* [WHAT YOU WILL DO]
Find each line holding "biocénose" and copy it out.

* [GIVEN DATA]
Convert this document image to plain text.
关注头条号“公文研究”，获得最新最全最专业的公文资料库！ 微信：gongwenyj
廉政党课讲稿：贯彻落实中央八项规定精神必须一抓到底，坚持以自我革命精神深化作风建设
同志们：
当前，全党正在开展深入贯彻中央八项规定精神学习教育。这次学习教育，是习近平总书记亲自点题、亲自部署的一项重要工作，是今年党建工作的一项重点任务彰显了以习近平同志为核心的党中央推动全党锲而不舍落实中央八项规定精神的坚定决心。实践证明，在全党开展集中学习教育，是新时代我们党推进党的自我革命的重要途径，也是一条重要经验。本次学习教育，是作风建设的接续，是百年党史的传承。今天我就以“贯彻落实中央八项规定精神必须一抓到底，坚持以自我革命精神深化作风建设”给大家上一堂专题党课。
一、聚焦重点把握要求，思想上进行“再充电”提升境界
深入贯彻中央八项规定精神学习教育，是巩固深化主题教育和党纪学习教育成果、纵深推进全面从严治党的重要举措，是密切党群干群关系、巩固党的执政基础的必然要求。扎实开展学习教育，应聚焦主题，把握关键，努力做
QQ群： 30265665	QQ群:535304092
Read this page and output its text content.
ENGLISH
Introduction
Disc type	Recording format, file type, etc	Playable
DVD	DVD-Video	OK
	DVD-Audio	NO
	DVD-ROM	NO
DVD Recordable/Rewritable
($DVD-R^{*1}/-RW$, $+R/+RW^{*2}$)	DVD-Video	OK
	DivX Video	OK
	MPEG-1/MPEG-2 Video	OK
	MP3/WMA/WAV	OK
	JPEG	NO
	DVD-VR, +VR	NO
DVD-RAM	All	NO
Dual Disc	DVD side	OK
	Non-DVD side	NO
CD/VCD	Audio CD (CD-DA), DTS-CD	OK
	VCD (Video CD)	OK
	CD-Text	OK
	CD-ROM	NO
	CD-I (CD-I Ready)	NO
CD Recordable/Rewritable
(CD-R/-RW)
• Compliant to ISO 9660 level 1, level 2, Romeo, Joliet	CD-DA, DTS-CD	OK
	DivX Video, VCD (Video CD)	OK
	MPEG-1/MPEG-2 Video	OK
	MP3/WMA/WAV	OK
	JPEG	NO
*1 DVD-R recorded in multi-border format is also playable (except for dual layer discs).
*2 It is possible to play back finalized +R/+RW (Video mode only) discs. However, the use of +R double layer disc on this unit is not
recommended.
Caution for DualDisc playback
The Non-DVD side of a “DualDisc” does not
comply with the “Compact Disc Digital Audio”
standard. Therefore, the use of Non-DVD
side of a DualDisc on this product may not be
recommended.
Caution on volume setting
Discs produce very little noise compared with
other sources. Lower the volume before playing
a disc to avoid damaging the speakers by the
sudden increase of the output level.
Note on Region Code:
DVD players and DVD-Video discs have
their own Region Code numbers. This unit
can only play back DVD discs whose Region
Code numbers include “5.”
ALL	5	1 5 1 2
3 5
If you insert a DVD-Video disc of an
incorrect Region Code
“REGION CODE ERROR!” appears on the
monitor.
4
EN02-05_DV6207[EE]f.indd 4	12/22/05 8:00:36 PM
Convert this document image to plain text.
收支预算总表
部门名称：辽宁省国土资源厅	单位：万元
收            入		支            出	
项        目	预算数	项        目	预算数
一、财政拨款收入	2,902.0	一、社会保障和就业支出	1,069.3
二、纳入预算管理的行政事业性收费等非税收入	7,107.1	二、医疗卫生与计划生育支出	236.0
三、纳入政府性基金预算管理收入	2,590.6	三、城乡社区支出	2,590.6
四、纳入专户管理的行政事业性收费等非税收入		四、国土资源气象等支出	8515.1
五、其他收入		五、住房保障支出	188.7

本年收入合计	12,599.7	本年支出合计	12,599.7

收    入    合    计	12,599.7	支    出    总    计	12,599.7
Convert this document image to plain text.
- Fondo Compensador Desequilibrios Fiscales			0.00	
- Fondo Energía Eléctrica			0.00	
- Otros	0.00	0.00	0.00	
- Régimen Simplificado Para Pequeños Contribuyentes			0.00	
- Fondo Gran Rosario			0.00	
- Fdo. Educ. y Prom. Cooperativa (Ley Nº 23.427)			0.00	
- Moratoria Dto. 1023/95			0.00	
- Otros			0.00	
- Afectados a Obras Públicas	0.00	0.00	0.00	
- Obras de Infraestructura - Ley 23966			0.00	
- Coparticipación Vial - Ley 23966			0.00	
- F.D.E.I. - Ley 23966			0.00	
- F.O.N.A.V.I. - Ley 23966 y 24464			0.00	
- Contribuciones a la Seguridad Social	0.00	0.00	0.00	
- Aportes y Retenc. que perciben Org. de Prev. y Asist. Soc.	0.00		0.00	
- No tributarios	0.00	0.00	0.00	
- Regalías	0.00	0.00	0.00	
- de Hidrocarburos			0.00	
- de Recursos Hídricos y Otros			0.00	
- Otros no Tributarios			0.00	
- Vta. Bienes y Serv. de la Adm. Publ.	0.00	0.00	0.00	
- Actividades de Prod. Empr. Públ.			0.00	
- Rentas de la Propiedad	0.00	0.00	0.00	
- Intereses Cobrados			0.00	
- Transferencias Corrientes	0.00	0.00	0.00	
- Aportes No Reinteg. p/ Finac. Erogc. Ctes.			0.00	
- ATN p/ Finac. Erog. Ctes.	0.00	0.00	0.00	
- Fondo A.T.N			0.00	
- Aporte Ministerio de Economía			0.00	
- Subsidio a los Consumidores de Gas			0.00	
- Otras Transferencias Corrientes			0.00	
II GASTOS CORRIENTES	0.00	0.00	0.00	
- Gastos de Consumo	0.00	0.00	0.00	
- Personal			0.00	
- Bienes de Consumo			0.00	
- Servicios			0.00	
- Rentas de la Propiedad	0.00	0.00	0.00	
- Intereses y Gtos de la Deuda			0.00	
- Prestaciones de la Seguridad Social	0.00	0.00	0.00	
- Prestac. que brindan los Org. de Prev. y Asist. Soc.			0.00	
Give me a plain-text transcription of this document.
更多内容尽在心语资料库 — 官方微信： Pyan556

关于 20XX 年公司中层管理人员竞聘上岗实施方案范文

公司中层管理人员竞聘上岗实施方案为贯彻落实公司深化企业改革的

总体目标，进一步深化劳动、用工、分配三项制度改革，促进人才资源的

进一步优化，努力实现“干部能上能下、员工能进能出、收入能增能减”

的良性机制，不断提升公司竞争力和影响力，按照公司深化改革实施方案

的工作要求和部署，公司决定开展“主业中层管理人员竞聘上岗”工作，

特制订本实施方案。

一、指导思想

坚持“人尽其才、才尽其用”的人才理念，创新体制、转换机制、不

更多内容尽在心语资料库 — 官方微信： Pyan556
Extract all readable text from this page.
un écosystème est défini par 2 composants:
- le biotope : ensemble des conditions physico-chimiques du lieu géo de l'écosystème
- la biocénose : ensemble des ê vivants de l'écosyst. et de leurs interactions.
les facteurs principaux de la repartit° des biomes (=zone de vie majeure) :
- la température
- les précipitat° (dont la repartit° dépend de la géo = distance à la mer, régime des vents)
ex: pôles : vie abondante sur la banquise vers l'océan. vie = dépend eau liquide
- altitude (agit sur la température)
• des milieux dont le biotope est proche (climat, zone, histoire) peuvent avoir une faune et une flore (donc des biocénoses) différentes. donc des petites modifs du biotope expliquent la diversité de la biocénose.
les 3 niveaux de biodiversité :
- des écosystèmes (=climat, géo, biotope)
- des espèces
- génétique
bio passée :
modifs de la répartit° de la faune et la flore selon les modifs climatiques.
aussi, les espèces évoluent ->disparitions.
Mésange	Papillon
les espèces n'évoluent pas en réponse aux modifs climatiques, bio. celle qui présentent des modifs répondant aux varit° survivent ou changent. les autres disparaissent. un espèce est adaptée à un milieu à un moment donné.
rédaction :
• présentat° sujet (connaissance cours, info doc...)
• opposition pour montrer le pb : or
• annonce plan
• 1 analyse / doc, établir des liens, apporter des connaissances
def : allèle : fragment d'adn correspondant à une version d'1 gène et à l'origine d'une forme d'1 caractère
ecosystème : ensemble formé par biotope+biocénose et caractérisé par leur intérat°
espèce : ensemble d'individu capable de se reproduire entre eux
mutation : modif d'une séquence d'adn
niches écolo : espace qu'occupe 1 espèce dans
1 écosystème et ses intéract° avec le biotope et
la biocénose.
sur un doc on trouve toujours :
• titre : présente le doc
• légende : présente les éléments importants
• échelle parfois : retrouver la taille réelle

* [OUTPUT BELOW]
- la biocénose : ensemble des ê vivants de l'écosyst. et de leurs interactions.
• des milieux dont le biotope est proche (climat, zone, histoire) peuvent avoir une faune et une flore (donc des biocénoses) différentes. donc des petites modifs du biotope expliquent la diversité de la biocénose.
ecosystème : ensemble formé par biotope+biocénose et caractérisé par leur intérat°
la biocénose.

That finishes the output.